• Problem to solve:
How many of the lines below contain "this"? Answer with that number alone.

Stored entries
· · ·
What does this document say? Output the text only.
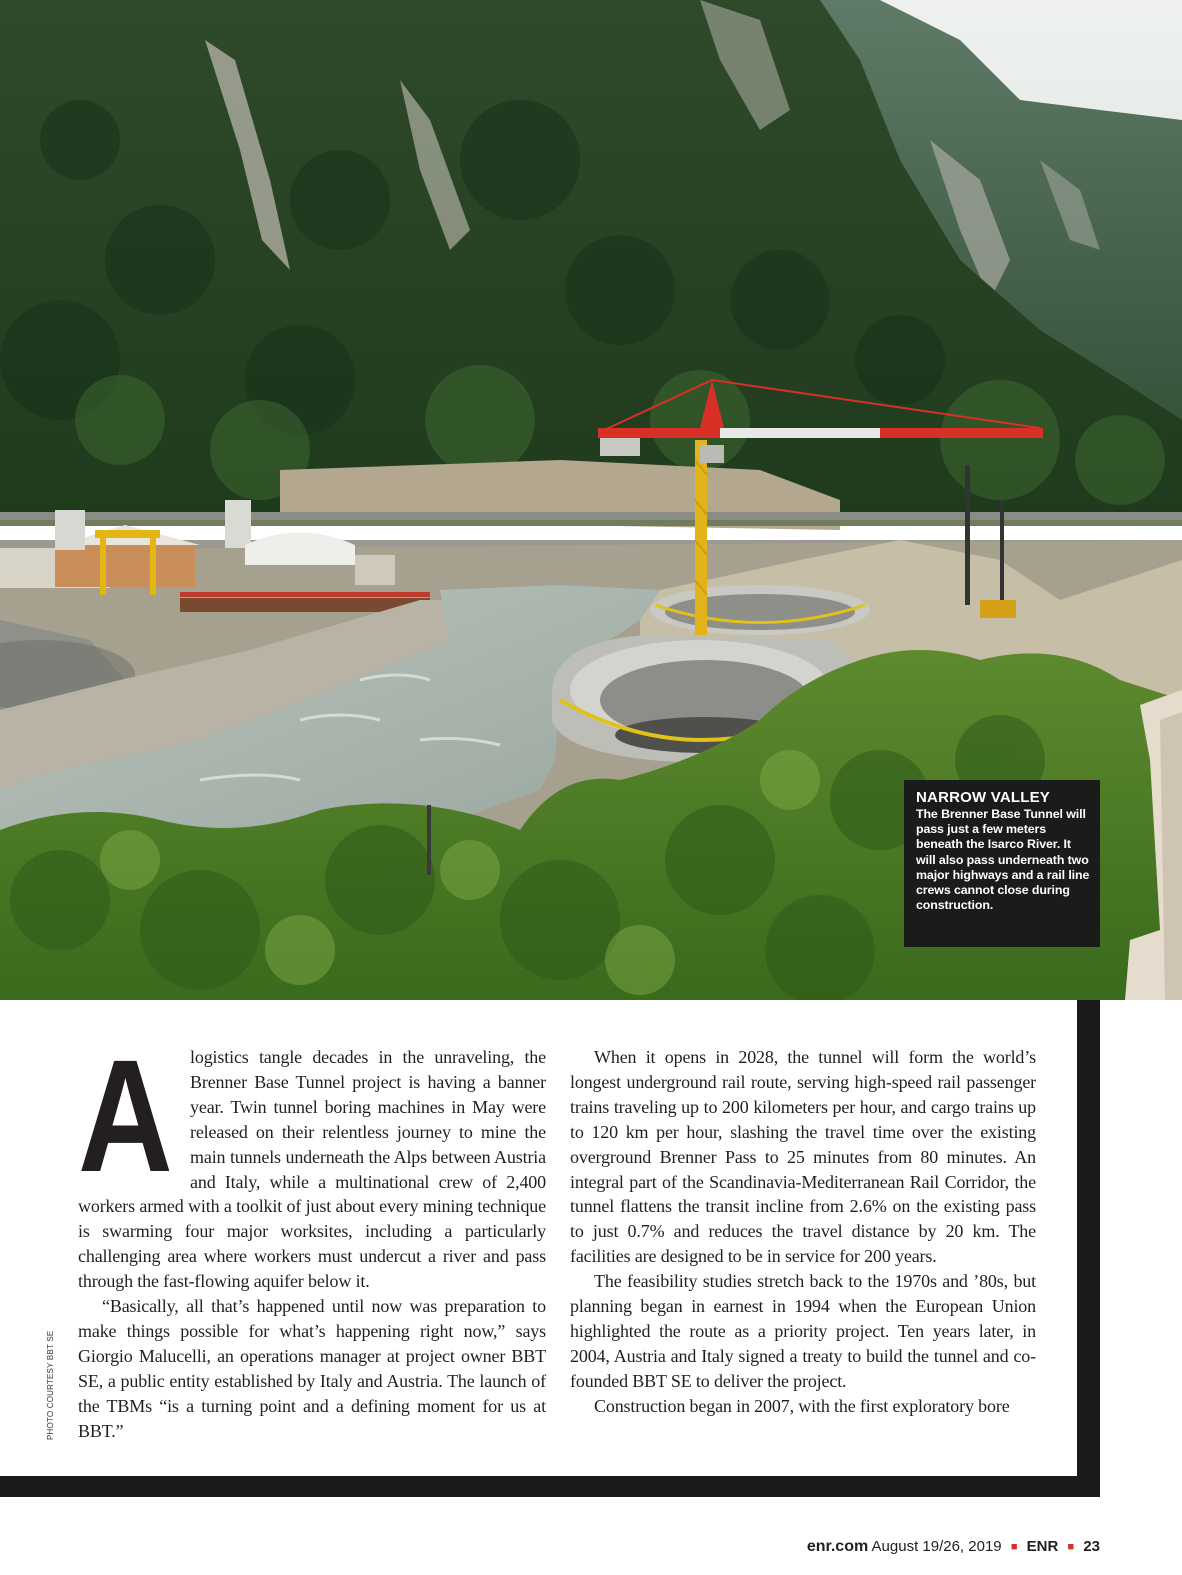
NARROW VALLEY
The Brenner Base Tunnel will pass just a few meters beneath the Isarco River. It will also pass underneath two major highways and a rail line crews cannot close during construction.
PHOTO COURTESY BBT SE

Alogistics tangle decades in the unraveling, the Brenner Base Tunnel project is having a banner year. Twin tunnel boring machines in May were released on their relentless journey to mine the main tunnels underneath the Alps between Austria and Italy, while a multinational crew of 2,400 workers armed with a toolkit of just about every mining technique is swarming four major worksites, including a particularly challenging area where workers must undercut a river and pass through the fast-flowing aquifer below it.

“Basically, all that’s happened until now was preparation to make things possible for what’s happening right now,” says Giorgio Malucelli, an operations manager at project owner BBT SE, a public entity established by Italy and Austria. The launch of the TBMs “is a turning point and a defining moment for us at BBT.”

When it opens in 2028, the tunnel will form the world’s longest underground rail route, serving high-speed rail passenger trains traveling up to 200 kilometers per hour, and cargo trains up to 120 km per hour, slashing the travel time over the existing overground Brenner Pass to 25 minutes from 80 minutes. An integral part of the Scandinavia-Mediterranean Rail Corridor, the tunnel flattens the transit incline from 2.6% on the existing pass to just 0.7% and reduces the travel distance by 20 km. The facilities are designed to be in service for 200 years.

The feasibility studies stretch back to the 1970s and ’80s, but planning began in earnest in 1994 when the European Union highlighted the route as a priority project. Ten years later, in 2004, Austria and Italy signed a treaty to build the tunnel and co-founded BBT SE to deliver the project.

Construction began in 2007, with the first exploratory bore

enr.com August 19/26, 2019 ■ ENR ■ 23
· · ·
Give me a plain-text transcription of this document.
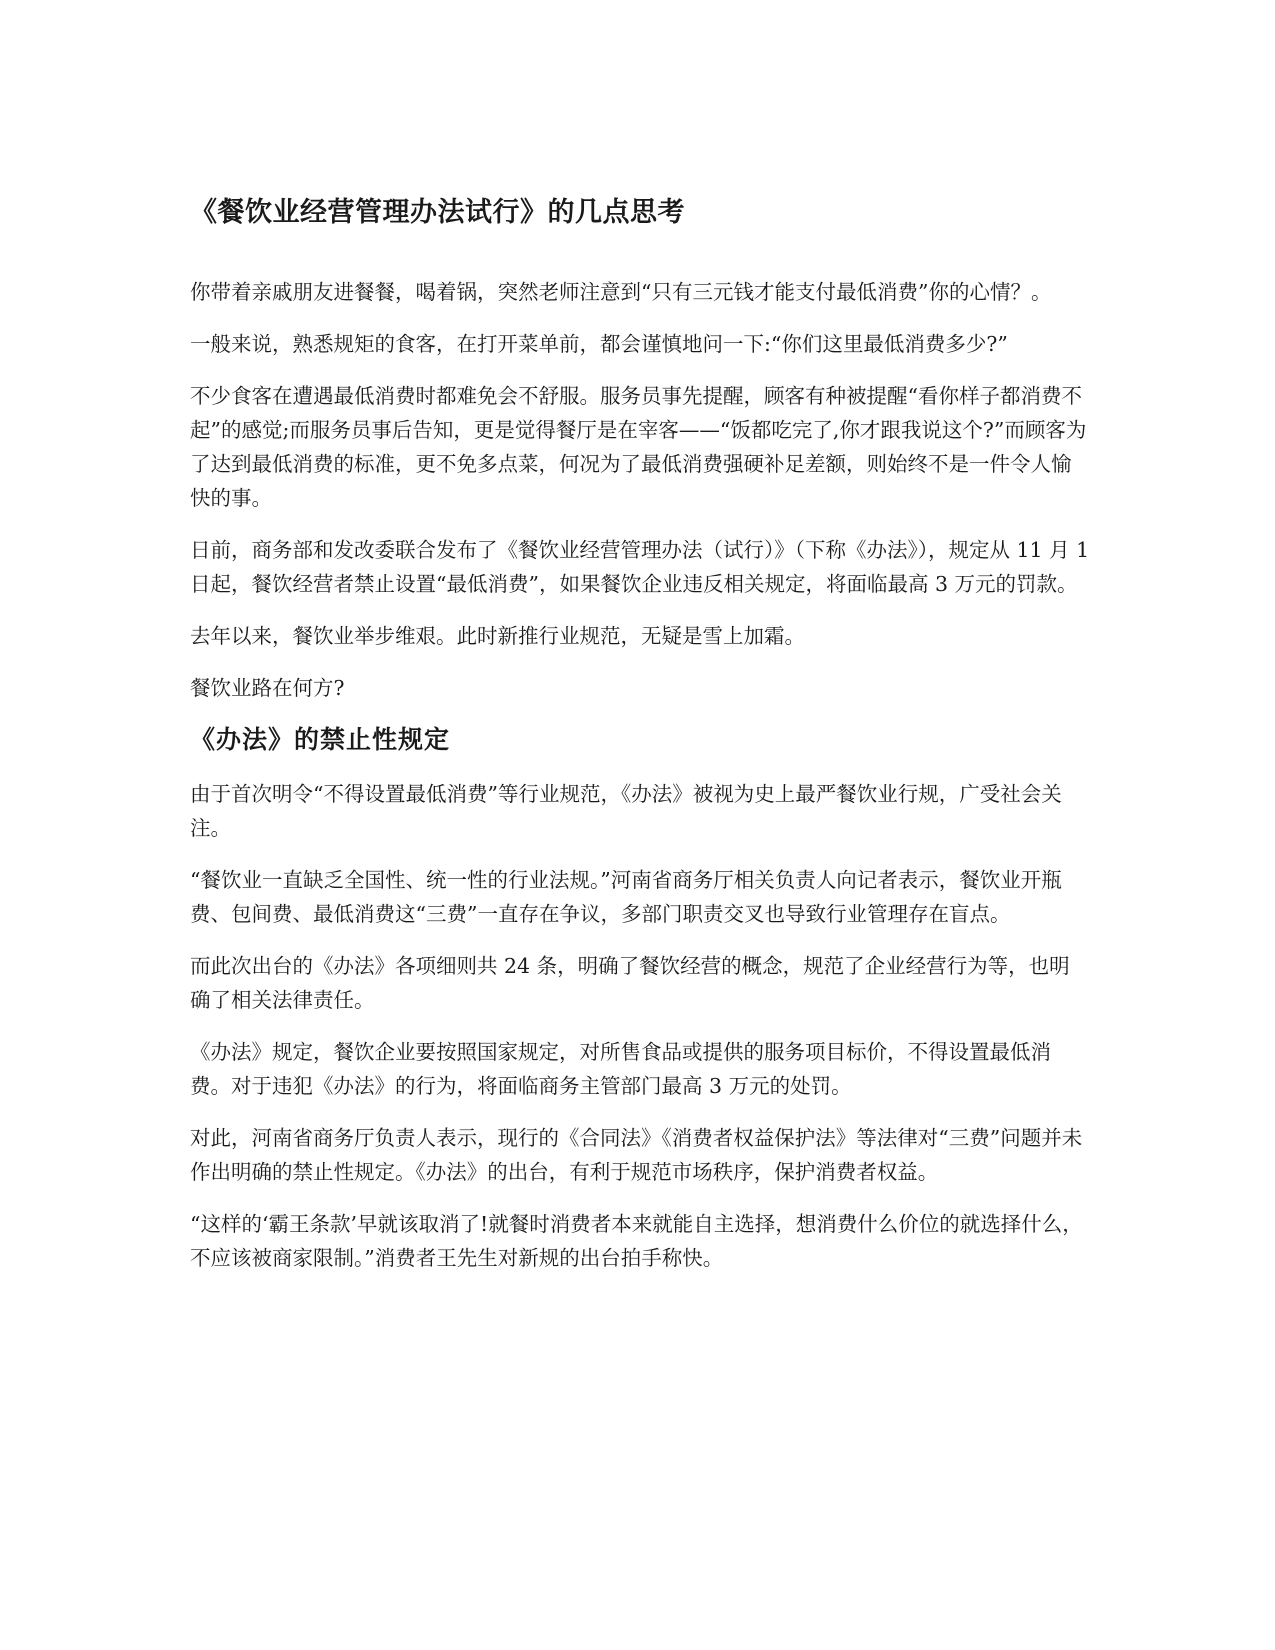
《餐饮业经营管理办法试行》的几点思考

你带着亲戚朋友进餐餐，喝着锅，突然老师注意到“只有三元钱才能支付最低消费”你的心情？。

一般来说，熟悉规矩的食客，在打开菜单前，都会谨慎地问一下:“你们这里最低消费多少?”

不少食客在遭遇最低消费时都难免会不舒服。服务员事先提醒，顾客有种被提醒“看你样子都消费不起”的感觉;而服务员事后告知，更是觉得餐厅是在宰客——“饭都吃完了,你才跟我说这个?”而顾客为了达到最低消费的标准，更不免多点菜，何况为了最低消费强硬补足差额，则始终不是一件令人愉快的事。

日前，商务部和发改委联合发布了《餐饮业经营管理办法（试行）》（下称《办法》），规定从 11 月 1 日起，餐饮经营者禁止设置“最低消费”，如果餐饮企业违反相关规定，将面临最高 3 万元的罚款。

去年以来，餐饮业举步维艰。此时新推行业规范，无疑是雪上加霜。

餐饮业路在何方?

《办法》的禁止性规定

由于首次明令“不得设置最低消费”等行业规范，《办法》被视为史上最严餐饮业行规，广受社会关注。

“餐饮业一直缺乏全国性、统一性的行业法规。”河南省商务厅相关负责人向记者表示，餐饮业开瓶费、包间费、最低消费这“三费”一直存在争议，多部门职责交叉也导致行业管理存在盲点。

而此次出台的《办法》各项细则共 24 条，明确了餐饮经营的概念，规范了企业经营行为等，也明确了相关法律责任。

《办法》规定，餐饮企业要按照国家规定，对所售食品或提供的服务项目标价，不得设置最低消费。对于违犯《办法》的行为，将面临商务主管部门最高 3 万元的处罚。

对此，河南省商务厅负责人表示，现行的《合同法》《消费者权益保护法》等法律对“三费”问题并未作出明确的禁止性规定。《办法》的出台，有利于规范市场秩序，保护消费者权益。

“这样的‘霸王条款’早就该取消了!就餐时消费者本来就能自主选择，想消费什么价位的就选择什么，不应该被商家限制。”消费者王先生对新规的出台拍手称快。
· · ·
• Solved problem:
2